Set exercise: Output the entries verbatim, including every line.

* BEGIN *

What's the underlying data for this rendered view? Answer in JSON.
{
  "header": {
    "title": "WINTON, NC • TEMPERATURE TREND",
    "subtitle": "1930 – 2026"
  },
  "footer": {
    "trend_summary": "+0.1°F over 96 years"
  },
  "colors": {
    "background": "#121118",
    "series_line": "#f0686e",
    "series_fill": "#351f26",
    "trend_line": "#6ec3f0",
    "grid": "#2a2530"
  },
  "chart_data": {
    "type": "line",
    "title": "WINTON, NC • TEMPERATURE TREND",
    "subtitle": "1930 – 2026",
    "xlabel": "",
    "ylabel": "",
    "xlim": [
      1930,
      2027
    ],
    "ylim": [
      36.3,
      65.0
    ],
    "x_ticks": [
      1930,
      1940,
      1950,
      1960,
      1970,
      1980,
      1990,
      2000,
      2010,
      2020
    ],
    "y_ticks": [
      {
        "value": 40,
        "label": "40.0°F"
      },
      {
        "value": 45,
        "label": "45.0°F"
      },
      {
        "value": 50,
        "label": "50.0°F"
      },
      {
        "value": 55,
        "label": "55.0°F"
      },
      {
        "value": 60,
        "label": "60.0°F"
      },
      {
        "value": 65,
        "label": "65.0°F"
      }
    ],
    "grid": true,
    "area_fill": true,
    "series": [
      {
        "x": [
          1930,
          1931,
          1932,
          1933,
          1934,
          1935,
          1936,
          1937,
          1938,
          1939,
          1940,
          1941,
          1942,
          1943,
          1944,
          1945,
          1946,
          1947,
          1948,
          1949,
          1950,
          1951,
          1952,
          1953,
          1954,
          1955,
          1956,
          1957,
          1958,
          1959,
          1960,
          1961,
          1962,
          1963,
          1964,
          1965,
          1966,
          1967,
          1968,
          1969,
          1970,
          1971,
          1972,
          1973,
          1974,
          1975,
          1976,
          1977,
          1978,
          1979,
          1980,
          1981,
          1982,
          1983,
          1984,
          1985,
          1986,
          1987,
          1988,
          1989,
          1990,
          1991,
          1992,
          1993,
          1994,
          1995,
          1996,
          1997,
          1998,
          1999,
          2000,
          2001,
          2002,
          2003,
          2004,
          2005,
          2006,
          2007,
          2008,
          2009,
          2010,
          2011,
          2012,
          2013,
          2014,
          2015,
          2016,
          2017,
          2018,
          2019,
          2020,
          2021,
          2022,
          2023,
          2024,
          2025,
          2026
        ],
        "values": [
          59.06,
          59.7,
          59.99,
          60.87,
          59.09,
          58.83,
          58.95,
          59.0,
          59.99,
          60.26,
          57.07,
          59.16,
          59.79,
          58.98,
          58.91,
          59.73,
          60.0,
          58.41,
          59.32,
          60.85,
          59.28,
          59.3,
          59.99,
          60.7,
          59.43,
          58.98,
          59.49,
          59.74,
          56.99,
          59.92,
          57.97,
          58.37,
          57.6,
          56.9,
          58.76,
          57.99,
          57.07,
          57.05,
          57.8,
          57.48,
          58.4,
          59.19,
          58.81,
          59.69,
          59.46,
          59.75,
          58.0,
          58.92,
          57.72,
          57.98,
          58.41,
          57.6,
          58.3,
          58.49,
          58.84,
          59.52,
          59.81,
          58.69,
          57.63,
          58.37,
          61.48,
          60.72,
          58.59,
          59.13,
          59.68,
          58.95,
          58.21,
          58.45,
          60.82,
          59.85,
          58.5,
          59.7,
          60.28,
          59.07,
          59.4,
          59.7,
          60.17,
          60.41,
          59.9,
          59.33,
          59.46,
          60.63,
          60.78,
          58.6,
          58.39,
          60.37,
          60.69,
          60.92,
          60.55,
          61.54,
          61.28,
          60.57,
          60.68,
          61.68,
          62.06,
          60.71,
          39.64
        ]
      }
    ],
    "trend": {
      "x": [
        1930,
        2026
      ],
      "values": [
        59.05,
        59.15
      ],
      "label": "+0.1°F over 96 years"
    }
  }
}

* END *

Task response:
What's the underlying data for this rendered view? Answer in JSON.
{
  "header": {
    "title": "WINTON, NC • TEMPERATURE TREND",
    "subtitle": "1930 – 2026"
  },
  "footer": {
    "trend_summary": "+0.1°F over 96 years"
  },
  "colors": {
    "background": "#121118",
    "series_line": "#f0686e",
    "series_fill": "#351f26",
    "trend_line": "#6ec3f0",
    "grid": "#2a2530"
  },
  "chart_data": {
    "type": "line",
    "title": "WINTON, NC • TEMPERATURE TREND",
    "subtitle": "1930 – 2026",
    "xlabel": "",
    "ylabel": "",
    "xlim": [
      1930,
      2027
    ],
    "ylim": [
      36.3,
      65.0
    ],
    "x_ticks": [
      1930,
      1940,
      1950,
      1960,
      1970,
      1980,
      1990,
      2000,
      2010,
      2020
    ],
    "y_ticks": [
      {
        "value": 40,
        "label": "40.0°F"
      },
      {
        "value": 45,
        "label": "45.0°F"
      },
      {
        "value": 50,
        "label": "50.0°F"
      },
      {
        "value": 55,
        "label": "55.0°F"
      },
      {
        "value": 60,
        "label": "60.0°F"
      },
      {
        "value": 65,
        "label": "65.0°F"
      }
    ],
    "grid": true,
    "area_fill": true,
    "series": [
      {
        "x": [
          1930,
          1931,
          1932,
          1933,
          1934,
          1935,
          1936,
          1937,
          1938,
          1939,
          1940,
          1941,
          1942,
          1943,
          1944,
          1945,
          1946,
          1947,
          1948,
          1949,
          1950,
          1951,
          1952,
          1953,
          1954,
          1955,
          1956,
          1957,
          1958,
          1959,
          1960,
          1961,
          1962,
          1963,
          1964,
          1965,
          1966,
          1967,
          1968,
          1969,
          1970,
          1971,
          1972,
          1973,
          1974,
          1975,
          1976,
          1977,
          1978,
          1979,
          1980,
          1981,
          1982,
          1983,
          1984,
          1985,
          1986,
          1987,
          1988,
          1989,
          1990,
          1991,
          1992,
          1993,
          1994,
          1995,
          1996,
          1997,
          1998,
          1999,
          2000,
          2001,
          2002,
          2003,
          2004,
          2005,
          2006,
          2007,
          2008,
          2009,
          2010,
          2011,
          2012,
          2013,
          2014,
          2015,
          2016,
          2017,
          2018,
          2019,
          2020,
          2021,
          2022,
          2023,
          2024,
          2025,
          2026
        ],
        "values": [
          59.06,
          59.7,
          59.99,
          60.87,
          59.09,
          58.83,
          58.95,
          59.0,
          59.99,
          60.26,
          57.07,
          59.16,
          59.79,
          58.98,
          58.91,
          59.73,
          60.0,
          58.41,
          59.32,
          60.85,
          59.28,
          59.3,
          59.99,
          60.7,
          59.43,
          58.98,
          59.49,
          59.74,
          56.99,
          59.92,
          57.97,
          58.37,
          57.6,
          56.9,
          58.76,
          57.99,
          57.07,
          57.05,
          57.8,
          57.48,
          58.4,
          59.19,
          58.81,
          59.69,
          59.46,
          59.75,
          58.0,
          58.92,
          57.72,
          57.98,
          58.41,
          57.6,
          58.3,
          58.49,
          58.84,
          59.52,
          59.81,
          58.69,
          57.63,
          58.37,
          61.48,
          60.72,
          58.59,
          59.13,
          59.68,
          58.95,
          58.21,
          58.45,
          60.82,
          59.85,
          58.5,
          59.7,
          60.28,
          59.07,
          59.4,
          59.7,
          60.17,
          60.41,
          59.9,
          59.33,
          59.46,
          60.63,
          60.78,
          58.6,
          58.39,
          60.37,
          60.69,
          60.92,
          60.55,
          61.54,
          61.28,
          60.57,
          60.68,
          61.68,
          62.06,
          60.71,
          39.64
        ]
      }
    ],
    "trend": {
      "x": [
        1930,
        2026
      ],
      "values": [
        59.05,
        59.15
      ],
      "label": "+0.1°F over 96 years"
    }
  }
}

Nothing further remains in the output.